GIVEN DATA
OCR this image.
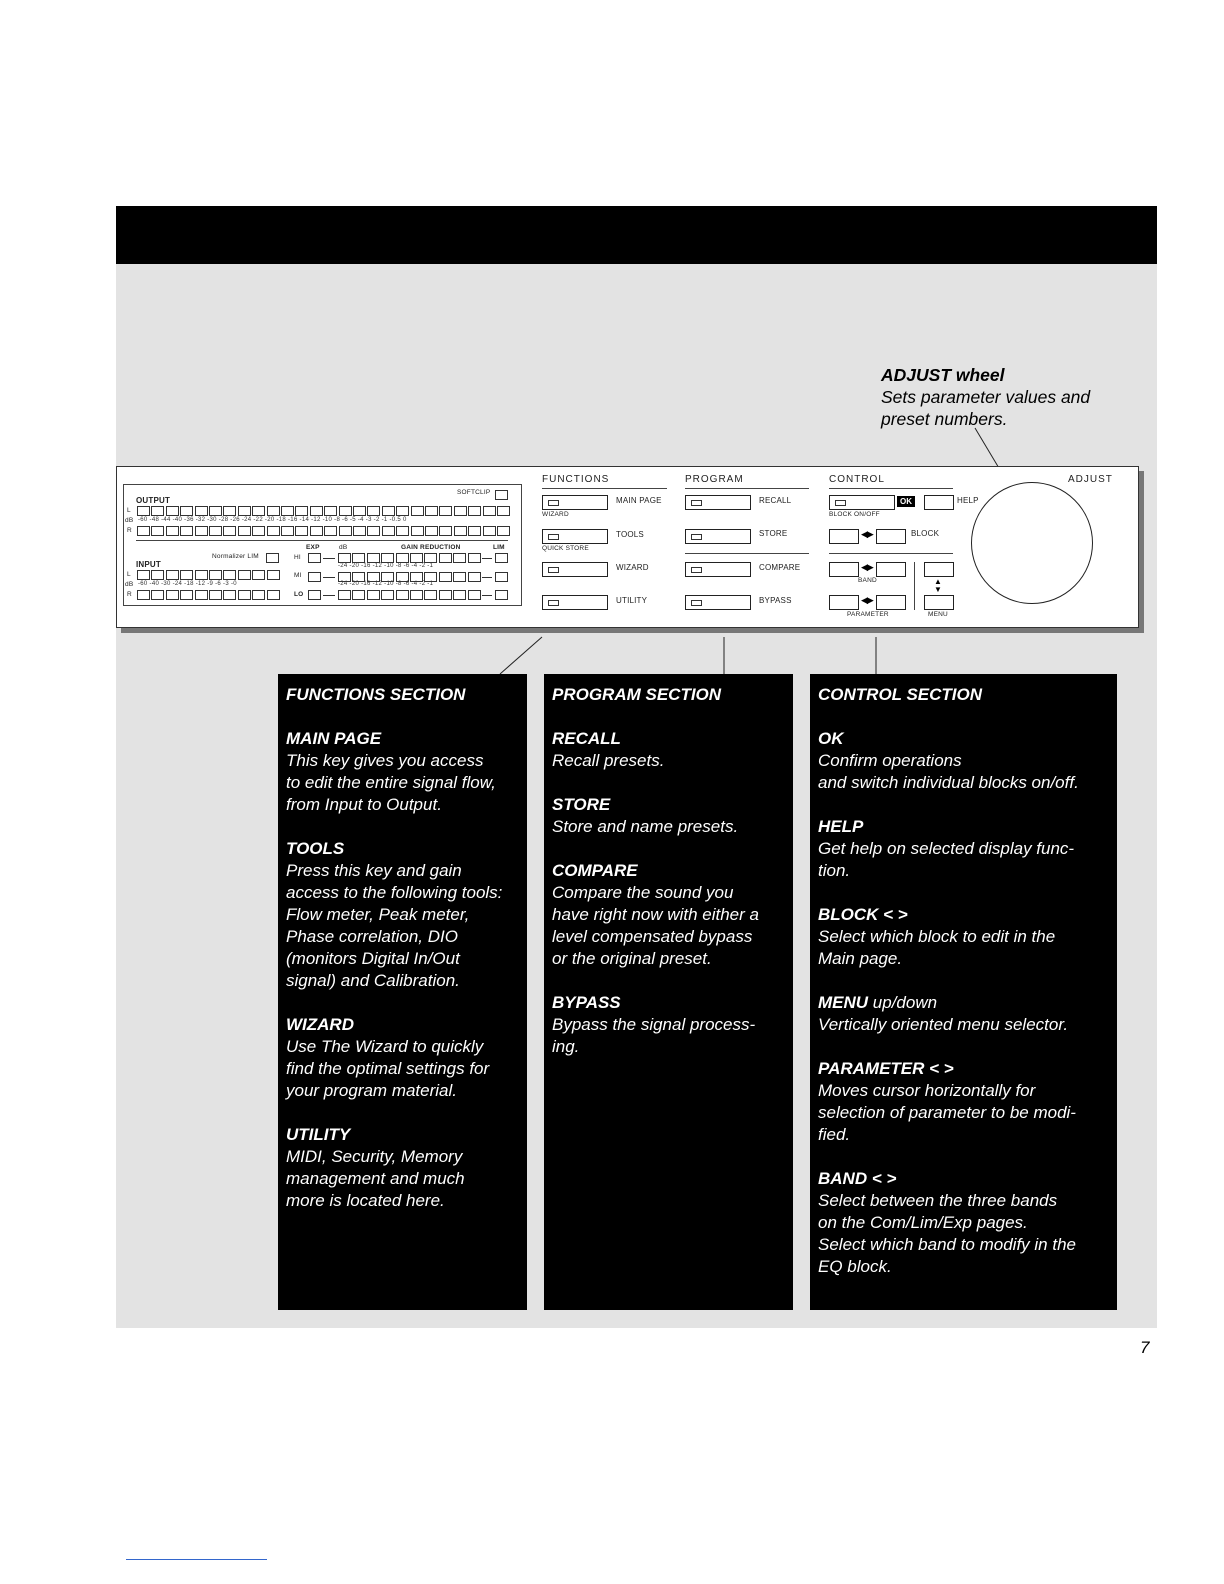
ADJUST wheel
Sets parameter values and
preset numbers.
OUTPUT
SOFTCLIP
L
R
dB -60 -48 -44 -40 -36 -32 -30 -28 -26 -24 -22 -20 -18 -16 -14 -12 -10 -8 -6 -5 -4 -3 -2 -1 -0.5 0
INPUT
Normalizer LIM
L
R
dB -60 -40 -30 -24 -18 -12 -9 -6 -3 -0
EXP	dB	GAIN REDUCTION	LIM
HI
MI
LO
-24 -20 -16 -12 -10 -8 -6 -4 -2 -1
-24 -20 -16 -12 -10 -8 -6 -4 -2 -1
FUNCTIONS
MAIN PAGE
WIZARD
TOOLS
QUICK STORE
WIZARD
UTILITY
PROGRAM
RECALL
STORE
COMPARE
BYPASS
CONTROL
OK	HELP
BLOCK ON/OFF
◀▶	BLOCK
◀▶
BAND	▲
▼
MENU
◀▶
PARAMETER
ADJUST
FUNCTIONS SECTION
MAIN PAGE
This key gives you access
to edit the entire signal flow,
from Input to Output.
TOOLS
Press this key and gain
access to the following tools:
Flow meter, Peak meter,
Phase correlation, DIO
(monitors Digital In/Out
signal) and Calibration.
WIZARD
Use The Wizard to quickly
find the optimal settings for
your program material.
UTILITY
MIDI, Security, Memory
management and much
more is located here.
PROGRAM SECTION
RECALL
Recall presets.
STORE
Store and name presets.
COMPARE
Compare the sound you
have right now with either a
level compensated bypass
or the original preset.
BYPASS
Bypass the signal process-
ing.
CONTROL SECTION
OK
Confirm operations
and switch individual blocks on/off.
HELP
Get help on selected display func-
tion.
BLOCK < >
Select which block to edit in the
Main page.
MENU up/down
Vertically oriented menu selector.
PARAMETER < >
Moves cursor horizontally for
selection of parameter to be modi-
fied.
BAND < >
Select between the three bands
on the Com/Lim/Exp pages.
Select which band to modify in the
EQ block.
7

* * *

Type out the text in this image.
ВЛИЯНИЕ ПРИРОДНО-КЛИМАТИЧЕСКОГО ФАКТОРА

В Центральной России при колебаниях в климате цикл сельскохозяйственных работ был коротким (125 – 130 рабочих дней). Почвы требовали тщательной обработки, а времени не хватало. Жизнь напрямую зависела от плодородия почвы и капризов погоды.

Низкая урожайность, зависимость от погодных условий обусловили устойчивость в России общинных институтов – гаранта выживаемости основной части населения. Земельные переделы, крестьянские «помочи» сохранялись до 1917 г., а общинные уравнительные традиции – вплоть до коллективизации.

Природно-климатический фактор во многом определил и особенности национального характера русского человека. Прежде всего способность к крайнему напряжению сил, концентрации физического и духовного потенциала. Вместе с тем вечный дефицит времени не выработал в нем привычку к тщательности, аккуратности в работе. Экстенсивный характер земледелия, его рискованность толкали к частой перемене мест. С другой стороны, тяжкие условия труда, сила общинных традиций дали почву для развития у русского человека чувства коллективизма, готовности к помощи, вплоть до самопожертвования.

INSTRUCTION
List every line above that holds the word "SECTION".

FINISHED ANSWER
FUNCTIONS SECTION
PROGRAM SECTION
CONTROL SECTION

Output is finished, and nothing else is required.